**What is expected:** Every line containing the word "полученные" needs to be found and copied.

**Source records:**
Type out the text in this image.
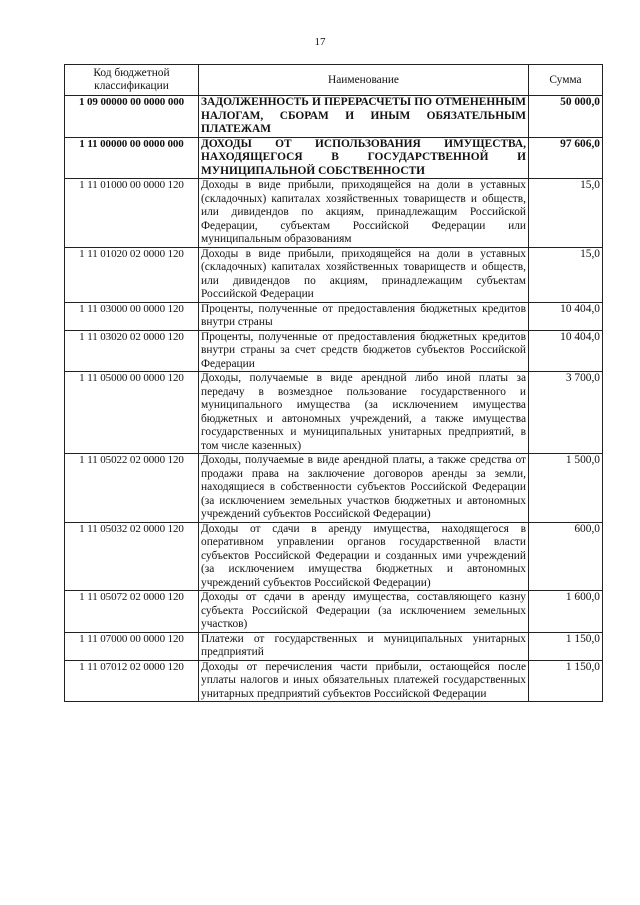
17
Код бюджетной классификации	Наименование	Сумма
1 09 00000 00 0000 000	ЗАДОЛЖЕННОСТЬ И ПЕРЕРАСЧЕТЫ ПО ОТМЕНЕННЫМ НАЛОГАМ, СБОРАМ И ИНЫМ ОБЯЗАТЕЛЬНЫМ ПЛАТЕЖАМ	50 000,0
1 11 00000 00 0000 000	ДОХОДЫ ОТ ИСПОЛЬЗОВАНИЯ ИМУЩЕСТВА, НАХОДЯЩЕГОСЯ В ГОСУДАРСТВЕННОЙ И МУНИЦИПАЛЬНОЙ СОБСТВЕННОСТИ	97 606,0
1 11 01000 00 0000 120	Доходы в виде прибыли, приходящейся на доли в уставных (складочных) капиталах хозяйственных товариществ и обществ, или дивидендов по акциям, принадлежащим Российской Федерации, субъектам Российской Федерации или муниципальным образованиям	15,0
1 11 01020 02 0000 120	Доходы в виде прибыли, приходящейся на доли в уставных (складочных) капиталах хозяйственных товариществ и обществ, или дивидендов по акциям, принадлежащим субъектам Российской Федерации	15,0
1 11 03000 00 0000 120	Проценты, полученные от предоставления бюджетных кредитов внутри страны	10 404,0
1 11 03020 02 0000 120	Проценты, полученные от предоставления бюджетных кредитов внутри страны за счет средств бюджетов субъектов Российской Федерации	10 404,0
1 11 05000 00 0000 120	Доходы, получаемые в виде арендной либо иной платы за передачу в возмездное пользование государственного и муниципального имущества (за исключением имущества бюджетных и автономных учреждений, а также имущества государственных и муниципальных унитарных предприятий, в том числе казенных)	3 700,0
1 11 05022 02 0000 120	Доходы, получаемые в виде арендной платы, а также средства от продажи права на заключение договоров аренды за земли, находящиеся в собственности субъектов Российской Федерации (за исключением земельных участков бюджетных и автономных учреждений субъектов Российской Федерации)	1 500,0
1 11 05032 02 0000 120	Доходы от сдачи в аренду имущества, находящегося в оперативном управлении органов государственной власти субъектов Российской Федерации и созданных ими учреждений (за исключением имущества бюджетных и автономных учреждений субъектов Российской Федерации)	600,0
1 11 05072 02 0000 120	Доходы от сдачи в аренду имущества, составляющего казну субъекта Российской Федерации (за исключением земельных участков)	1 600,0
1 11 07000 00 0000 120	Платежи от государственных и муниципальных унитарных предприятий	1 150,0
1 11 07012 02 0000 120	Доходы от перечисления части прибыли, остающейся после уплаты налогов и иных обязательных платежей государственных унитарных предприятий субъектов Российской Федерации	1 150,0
==
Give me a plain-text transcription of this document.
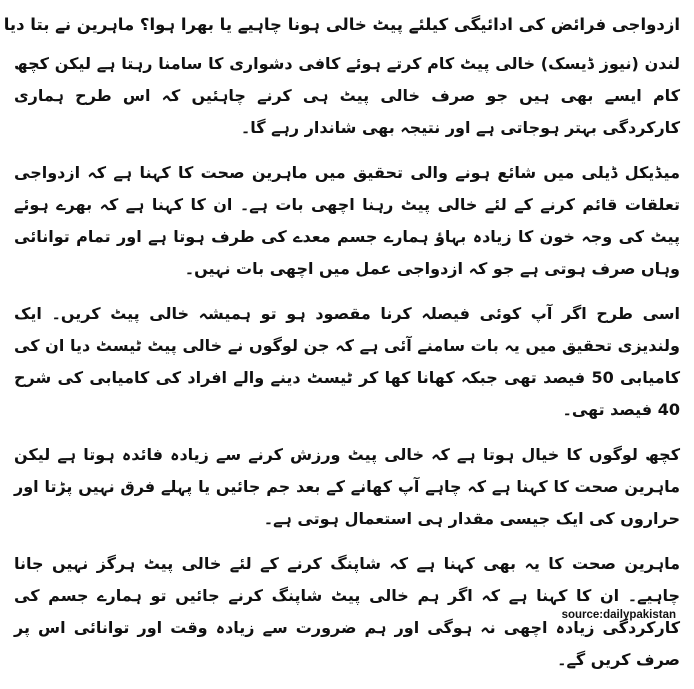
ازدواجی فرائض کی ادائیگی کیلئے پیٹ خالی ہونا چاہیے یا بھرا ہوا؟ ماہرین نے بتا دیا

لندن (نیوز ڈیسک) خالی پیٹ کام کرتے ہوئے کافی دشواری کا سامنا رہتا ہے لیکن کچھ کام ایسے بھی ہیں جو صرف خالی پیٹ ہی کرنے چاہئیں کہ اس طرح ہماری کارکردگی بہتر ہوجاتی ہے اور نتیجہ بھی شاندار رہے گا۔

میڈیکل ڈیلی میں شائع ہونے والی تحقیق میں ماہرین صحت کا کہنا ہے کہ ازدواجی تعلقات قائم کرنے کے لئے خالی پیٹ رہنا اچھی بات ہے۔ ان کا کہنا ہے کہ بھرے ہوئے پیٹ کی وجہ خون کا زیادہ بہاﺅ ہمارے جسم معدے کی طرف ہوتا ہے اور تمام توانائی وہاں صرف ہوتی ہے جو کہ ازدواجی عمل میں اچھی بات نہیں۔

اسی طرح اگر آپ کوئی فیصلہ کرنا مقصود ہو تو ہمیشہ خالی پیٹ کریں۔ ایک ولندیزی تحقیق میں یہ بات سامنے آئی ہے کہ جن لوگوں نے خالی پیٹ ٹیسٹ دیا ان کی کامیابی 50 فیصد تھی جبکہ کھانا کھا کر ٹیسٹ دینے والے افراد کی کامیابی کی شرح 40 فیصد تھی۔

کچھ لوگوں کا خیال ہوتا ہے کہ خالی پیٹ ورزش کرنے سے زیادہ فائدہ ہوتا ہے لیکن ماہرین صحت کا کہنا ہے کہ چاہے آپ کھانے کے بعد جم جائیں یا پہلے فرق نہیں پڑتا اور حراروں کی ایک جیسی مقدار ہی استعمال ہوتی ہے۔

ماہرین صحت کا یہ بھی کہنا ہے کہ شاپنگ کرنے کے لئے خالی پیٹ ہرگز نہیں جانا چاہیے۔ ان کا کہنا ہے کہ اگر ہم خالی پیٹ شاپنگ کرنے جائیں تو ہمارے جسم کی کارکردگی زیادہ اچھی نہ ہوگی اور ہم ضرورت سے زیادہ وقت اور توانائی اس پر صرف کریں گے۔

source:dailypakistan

**Output for this exercise:**
1 11 03000 00 0000 120	Проценты, полученные от предоставления бюджетных кредитов внутри страны	10 404,0
1 11 03020 02 0000 120	Проценты, полученные от предоставления бюджетных кредитов внутри страны за счет средств бюджетов субъектов Российской Федерации	10 404,0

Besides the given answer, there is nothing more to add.